## [Data entries]
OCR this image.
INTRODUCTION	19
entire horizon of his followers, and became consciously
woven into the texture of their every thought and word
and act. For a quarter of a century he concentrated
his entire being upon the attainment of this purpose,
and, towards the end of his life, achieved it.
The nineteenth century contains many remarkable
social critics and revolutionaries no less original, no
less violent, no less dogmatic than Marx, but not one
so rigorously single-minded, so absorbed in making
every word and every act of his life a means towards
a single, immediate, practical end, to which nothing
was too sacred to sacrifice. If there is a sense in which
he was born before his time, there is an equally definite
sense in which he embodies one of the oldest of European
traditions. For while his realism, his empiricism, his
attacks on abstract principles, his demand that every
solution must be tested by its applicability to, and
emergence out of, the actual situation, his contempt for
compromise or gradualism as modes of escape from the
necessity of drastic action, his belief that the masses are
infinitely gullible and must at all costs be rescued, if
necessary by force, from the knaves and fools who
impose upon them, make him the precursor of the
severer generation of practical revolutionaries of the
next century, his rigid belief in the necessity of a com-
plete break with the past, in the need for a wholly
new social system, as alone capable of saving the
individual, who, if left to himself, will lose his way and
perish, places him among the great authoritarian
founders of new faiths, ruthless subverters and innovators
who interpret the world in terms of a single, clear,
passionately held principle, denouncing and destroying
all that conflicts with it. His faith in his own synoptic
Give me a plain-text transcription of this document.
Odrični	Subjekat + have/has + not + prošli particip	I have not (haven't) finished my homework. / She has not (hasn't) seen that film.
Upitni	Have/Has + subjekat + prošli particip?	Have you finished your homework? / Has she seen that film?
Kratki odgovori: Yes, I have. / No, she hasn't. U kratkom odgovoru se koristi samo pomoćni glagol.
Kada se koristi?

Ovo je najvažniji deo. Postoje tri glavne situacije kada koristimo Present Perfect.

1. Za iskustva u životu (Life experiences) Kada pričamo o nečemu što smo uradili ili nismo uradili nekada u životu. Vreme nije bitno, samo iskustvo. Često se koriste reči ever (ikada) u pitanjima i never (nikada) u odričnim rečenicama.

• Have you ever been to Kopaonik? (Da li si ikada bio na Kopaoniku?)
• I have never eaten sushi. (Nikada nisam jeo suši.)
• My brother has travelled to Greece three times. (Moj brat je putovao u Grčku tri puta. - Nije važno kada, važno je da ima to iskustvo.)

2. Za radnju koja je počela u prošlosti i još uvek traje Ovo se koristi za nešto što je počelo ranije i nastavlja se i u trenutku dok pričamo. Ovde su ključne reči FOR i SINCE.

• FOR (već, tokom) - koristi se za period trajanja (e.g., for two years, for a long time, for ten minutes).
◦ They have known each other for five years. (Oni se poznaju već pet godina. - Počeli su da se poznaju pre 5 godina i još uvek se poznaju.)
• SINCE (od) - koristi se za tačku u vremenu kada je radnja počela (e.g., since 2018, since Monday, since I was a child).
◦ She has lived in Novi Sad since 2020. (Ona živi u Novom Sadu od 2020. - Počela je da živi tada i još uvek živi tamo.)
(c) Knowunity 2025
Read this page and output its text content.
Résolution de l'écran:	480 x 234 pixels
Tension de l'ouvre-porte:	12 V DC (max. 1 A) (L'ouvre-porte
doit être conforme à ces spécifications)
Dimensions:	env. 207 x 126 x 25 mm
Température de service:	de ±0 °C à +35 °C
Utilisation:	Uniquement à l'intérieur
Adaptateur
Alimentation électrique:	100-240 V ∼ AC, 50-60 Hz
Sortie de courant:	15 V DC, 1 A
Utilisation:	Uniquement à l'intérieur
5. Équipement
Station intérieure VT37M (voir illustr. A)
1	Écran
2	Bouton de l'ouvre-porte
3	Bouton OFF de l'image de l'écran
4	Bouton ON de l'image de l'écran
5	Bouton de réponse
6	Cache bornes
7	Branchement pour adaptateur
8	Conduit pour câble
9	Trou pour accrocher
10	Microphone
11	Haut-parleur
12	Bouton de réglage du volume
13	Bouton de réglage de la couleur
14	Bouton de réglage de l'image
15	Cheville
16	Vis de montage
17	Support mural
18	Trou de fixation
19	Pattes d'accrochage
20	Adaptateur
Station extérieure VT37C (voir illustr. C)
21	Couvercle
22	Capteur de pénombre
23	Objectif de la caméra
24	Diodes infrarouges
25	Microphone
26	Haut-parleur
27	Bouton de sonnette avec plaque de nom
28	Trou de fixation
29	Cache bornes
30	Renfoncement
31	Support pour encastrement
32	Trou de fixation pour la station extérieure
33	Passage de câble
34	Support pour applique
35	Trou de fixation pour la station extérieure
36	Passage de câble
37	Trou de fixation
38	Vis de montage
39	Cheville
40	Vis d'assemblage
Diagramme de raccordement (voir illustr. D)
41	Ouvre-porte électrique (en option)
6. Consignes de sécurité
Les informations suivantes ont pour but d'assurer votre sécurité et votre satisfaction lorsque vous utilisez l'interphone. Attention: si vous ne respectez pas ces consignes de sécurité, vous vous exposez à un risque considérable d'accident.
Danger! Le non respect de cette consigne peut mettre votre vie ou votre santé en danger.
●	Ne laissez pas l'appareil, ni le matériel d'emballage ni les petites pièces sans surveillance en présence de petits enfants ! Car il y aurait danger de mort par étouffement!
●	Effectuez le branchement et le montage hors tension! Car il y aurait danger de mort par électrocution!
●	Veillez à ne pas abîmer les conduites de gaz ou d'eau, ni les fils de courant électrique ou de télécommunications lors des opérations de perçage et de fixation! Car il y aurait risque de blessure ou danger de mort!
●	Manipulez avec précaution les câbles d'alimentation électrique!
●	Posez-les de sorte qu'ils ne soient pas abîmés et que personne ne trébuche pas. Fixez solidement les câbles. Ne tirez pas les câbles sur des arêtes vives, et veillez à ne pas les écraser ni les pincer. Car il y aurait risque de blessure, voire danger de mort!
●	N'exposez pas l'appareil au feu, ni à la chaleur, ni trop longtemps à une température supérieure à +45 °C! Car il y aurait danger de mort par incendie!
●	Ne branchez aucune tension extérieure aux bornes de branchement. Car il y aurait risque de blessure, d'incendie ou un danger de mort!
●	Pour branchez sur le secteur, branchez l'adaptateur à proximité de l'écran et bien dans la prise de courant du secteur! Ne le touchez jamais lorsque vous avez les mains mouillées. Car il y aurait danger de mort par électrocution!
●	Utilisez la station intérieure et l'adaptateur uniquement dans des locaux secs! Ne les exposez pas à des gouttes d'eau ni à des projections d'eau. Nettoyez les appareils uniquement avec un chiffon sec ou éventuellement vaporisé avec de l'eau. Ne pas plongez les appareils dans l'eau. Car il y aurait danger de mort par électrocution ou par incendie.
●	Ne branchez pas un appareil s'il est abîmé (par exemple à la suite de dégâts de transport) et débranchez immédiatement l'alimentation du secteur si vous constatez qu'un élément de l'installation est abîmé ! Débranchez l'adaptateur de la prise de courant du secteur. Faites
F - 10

## [PROBLEM REQUIREMENTS]
Transcribe all the entries, keeping each one exactly as it is.

## [SOLUTION]
OCR this image.
INTRODUCTION	19
entire horizon of his followers, and became consciously
woven into the texture of their every thought and word
and act. For a quarter of a century he concentrated
his entire being upon the attainment of this purpose,
and, towards the end of his life, achieved it.
The nineteenth century contains many remarkable
social critics and revolutionaries no less original, no
less violent, no less dogmatic than Marx, but not one
so rigorously single-minded, so absorbed in making
every word and every act of his life a means towards
a single, immediate, practical end, to which nothing
was too sacred to sacrifice. If there is a sense in which
he was born before his time, there is an equally definite
sense in which he embodies one of the oldest of European
traditions. For while his realism, his empiricism, his
attacks on abstract principles, his demand that every
solution must be tested by its applicability to, and
emergence out of, the actual situation, his contempt for
compromise or gradualism as modes of escape from the
necessity of drastic action, his belief that the masses are
infinitely gullible and must at all costs be rescued, if
necessary by force, from the knaves and fools who
impose upon them, make him the precursor of the
severer generation of practical revolutionaries of the
next century, his rigid belief in the necessity of a com-
plete break with the past, in the need for a wholly
new social system, as alone capable of saving the
individual, who, if left to himself, will lose his way and
perish, places him among the great authoritarian
founders of new faiths, ruthless subverters and innovators
who interpret the world in terms of a single, clear,
passionately held principle, denouncing and destroying
all that conflicts with it. His faith in his own synoptic
Give me a plain-text transcription of this document.
Odrični	Subjekat + have/has + not + prošli particip	I have not (haven't) finished my homework. / She has not (hasn't) seen that film.
Upitni	Have/Has + subjekat + prošli particip?	Have you finished your homework? / Has she seen that film?
Kratki odgovori: Yes, I have. / No, she hasn't. U kratkom odgovoru se koristi samo pomoćni glagol.
Kada se koristi?

Ovo je najvažniji deo. Postoje tri glavne situacije kada koristimo Present Perfect.

1. Za iskustva u životu (Life experiences) Kada pričamo o nečemu što smo uradili ili nismo uradili nekada u životu. Vreme nije bitno, samo iskustvo. Često se koriste reči ever (ikada) u pitanjima i never (nikada) u odričnim rečenicama.

• Have you ever been to Kopaonik? (Da li si ikada bio na Kopaoniku?)
• I have never eaten sushi. (Nikada nisam jeo suši.)
• My brother has travelled to Greece three times. (Moj brat je putovao u Grčku tri puta. - Nije važno kada, važno je da ima to iskustvo.)

2. Za radnju koja je počela u prošlosti i još uvek traje Ovo se koristi za nešto što je počelo ranije i nastavlja se i u trenutku dok pričamo. Ovde su ključne reči FOR i SINCE.

• FOR (već, tokom) - koristi se za period trajanja (e.g., for two years, for a long time, for ten minutes).
◦ They have known each other for five years. (Oni se poznaju već pet godina. - Počeli su da se poznaju pre 5 godina i još uvek se poznaju.)
• SINCE (od) - koristi se za tačku u vremenu kada je radnja počela (e.g., since 2018, since Monday, since I was a child).
◦ She has lived in Novi Sad since 2020. (Ona živi u Novom Sadu od 2020. - Počela je da živi tada i još uvek živi tamo.)
(c) Knowunity 2025
Read this page and output its text content.
Résolution de l'écran:	480 x 234 pixels
Tension de l'ouvre-porte:	12 V DC (max. 1 A) (L'ouvre-porte
doit être conforme à ces spécifications)
Dimensions:	env. 207 x 126 x 25 mm
Température de service:	de ±0 °C à +35 °C
Utilisation:	Uniquement à l'intérieur
Adaptateur
Alimentation électrique:	100-240 V ∼ AC, 50-60 Hz
Sortie de courant:	15 V DC, 1 A
Utilisation:	Uniquement à l'intérieur
5. Équipement
Station intérieure VT37M (voir illustr. A)
1	Écran
2	Bouton de l'ouvre-porte
3	Bouton OFF de l'image de l'écran
4	Bouton ON de l'image de l'écran
5	Bouton de réponse
6	Cache bornes
7	Branchement pour adaptateur
8	Conduit pour câble
9	Trou pour accrocher
10	Microphone
11	Haut-parleur
12	Bouton de réglage du volume
13	Bouton de réglage de la couleur
14	Bouton de réglage de l'image
15	Cheville
16	Vis de montage
17	Support mural
18	Trou de fixation
19	Pattes d'accrochage
20	Adaptateur
Station extérieure VT37C (voir illustr. C)
21	Couvercle
22	Capteur de pénombre
23	Objectif de la caméra
24	Diodes infrarouges
25	Microphone
26	Haut-parleur
27	Bouton de sonnette avec plaque de nom
28	Trou de fixation
29	Cache bornes
30	Renfoncement
31	Support pour encastrement
32	Trou de fixation pour la station extérieure
33	Passage de câble
34	Support pour applique
35	Trou de fixation pour la station extérieure
36	Passage de câble
37	Trou de fixation
38	Vis de montage
39	Cheville
40	Vis d'assemblage
Diagramme de raccordement (voir illustr. D)
41	Ouvre-porte électrique (en option)
6. Consignes de sécurité
Les informations suivantes ont pour but d'assurer votre sécurité et votre satisfaction lorsque vous utilisez l'interphone. Attention: si vous ne respectez pas ces consignes de sécurité, vous vous exposez à un risque considérable d'accident.
Danger! Le non respect de cette consigne peut mettre votre vie ou votre santé en danger.
●	Ne laissez pas l'appareil, ni le matériel d'emballage ni les petites pièces sans surveillance en présence de petits enfants ! Car il y aurait danger de mort par étouffement!
●	Effectuez le branchement et le montage hors tension! Car il y aurait danger de mort par électrocution!
●	Veillez à ne pas abîmer les conduites de gaz ou d'eau, ni les fils de courant électrique ou de télécommunications lors des opérations de perçage et de fixation! Car il y aurait risque de blessure ou danger de mort!
●	Manipulez avec précaution les câbles d'alimentation électrique!
●	Posez-les de sorte qu'ils ne soient pas abîmés et que personne ne trébuche pas. Fixez solidement les câbles. Ne tirez pas les câbles sur des arêtes vives, et veillez à ne pas les écraser ni les pincer. Car il y aurait risque de blessure, voire danger de mort!
●	N'exposez pas l'appareil au feu, ni à la chaleur, ni trop longtemps à une température supérieure à +45 °C! Car il y aurait danger de mort par incendie!
●	Ne branchez aucune tension extérieure aux bornes de branchement. Car il y aurait risque de blessure, d'incendie ou un danger de mort!
●	Pour branchez sur le secteur, branchez l'adaptateur à proximité de l'écran et bien dans la prise de courant du secteur! Ne le touchez jamais lorsque vous avez les mains mouillées. Car il y aurait danger de mort par électrocution!
●	Utilisez la station intérieure et l'adaptateur uniquement dans des locaux secs! Ne les exposez pas à des gouttes d'eau ni à des projections d'eau. Nettoyez les appareils uniquement avec un chiffon sec ou éventuellement vaporisé avec de l'eau. Ne pas plongez les appareils dans l'eau. Car il y aurait danger de mort par électrocution ou par incendie.
●	Ne branchez pas un appareil s'il est abîmé (par exemple à la suite de dégâts de transport) et débranchez immédiatement l'alimentation du secteur si vous constatez qu'un élément de l'installation est abîmé ! Débranchez l'adaptateur de la prise de courant du secteur. Faites
F - 10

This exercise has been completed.